● **EXTRACTED DATA**:

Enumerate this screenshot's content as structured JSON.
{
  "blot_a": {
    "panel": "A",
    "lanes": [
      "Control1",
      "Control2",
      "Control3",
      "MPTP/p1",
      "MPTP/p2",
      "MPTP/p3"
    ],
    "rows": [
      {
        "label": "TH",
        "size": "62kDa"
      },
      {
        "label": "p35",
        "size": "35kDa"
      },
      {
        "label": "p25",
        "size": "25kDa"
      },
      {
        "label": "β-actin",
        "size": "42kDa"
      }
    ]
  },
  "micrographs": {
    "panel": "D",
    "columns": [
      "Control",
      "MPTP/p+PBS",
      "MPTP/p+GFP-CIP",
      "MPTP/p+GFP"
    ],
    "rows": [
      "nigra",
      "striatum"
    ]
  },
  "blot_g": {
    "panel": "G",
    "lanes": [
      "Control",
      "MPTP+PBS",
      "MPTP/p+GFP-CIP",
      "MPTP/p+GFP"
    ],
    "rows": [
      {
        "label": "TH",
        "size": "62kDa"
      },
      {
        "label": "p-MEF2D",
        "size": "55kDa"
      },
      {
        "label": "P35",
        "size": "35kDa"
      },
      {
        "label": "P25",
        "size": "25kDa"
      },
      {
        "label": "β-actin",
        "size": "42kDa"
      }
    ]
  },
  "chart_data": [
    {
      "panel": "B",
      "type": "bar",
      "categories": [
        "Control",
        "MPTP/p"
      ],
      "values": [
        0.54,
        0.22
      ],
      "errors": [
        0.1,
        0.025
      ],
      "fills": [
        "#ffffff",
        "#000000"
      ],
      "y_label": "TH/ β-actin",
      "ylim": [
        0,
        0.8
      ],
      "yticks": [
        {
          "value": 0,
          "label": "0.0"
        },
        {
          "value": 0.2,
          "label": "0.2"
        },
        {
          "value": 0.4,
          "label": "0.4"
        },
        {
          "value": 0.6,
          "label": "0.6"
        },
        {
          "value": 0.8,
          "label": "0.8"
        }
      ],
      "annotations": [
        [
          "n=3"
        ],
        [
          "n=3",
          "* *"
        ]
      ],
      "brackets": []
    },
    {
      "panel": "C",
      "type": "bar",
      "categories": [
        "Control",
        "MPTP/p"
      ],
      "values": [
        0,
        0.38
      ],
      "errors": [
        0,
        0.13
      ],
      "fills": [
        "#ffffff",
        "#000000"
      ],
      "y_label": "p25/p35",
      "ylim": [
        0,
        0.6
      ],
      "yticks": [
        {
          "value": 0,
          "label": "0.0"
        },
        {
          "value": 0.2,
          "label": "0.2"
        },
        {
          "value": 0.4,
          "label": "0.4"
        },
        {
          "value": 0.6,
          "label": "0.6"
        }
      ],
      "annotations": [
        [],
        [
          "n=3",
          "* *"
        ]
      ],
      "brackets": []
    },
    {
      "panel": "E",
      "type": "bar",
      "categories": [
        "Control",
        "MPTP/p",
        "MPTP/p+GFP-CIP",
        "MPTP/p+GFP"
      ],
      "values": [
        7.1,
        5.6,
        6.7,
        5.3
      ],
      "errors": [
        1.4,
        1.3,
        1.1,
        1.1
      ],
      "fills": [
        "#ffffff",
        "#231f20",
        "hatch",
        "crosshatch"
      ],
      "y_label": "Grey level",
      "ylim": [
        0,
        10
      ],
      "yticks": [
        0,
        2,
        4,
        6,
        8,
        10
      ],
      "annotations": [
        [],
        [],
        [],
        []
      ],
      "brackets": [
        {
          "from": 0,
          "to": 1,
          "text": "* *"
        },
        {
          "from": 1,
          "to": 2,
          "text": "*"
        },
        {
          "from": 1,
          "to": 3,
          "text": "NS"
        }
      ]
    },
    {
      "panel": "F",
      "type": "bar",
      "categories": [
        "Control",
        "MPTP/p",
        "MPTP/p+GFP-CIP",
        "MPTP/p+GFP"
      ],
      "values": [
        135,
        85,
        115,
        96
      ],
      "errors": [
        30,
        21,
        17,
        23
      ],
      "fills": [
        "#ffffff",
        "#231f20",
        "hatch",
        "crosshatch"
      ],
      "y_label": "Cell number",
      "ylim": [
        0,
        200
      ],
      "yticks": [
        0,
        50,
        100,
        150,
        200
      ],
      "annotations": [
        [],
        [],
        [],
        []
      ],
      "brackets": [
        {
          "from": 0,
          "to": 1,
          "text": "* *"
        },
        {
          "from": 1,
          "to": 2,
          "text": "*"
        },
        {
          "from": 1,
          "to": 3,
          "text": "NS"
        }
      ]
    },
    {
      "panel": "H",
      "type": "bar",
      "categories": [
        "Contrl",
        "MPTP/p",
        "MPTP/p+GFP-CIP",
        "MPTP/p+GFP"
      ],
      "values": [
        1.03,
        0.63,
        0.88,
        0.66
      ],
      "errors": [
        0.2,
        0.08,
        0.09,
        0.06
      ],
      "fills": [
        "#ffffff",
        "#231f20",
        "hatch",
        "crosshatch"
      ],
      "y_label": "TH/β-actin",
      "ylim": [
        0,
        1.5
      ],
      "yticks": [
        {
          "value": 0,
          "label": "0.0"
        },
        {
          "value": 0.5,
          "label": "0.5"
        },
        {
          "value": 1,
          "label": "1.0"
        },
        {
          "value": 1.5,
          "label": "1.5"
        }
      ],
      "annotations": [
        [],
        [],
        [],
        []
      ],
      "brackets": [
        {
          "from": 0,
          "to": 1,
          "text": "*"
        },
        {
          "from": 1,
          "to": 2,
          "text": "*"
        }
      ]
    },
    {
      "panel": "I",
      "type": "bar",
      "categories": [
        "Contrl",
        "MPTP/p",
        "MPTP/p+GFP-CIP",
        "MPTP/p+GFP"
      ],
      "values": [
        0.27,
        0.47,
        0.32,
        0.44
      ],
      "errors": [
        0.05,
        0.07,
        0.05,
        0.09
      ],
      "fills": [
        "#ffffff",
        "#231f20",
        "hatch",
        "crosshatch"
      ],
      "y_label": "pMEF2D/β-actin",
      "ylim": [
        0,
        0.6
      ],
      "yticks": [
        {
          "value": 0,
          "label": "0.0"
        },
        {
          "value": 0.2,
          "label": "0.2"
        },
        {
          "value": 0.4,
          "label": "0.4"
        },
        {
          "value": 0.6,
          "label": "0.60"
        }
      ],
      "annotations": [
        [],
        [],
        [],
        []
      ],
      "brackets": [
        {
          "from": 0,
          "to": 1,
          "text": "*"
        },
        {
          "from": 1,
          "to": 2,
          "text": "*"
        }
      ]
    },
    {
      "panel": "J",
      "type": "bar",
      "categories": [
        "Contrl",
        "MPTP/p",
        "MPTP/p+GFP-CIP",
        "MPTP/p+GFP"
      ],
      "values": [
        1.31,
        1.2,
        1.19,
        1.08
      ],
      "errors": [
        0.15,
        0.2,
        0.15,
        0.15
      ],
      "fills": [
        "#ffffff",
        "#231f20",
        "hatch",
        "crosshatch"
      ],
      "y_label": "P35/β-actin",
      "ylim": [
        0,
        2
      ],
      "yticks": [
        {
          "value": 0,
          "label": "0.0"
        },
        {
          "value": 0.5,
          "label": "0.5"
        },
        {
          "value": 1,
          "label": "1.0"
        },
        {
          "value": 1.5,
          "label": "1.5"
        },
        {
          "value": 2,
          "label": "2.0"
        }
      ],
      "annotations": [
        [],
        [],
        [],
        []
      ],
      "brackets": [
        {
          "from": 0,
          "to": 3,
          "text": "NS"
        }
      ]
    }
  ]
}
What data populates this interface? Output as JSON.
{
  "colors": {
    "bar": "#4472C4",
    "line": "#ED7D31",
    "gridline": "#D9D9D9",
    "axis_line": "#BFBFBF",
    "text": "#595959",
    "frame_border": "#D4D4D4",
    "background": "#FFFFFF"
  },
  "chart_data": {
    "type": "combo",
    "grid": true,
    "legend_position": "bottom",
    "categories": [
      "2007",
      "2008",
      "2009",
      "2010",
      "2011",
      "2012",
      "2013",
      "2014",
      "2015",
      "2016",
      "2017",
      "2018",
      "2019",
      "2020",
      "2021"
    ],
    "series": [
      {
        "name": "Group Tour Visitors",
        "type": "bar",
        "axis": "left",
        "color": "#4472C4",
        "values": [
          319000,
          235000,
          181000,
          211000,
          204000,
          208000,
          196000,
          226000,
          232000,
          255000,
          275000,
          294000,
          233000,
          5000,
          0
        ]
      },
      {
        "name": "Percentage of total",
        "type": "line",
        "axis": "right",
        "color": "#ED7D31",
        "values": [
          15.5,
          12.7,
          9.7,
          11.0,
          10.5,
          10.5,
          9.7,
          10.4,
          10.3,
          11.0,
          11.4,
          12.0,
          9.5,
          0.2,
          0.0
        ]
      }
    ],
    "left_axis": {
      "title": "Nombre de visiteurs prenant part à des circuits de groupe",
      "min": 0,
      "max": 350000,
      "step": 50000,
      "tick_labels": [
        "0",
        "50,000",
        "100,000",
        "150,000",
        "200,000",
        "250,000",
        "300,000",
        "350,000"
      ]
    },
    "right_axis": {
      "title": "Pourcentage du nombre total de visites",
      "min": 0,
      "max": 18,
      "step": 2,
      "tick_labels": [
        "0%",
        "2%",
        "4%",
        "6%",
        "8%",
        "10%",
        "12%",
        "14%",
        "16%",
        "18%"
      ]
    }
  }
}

● **TASK OBJECTIVE**: Examine the records and report how many lines contain the string "title". Only the number should be given.

● **FULL RESPONSE**: 2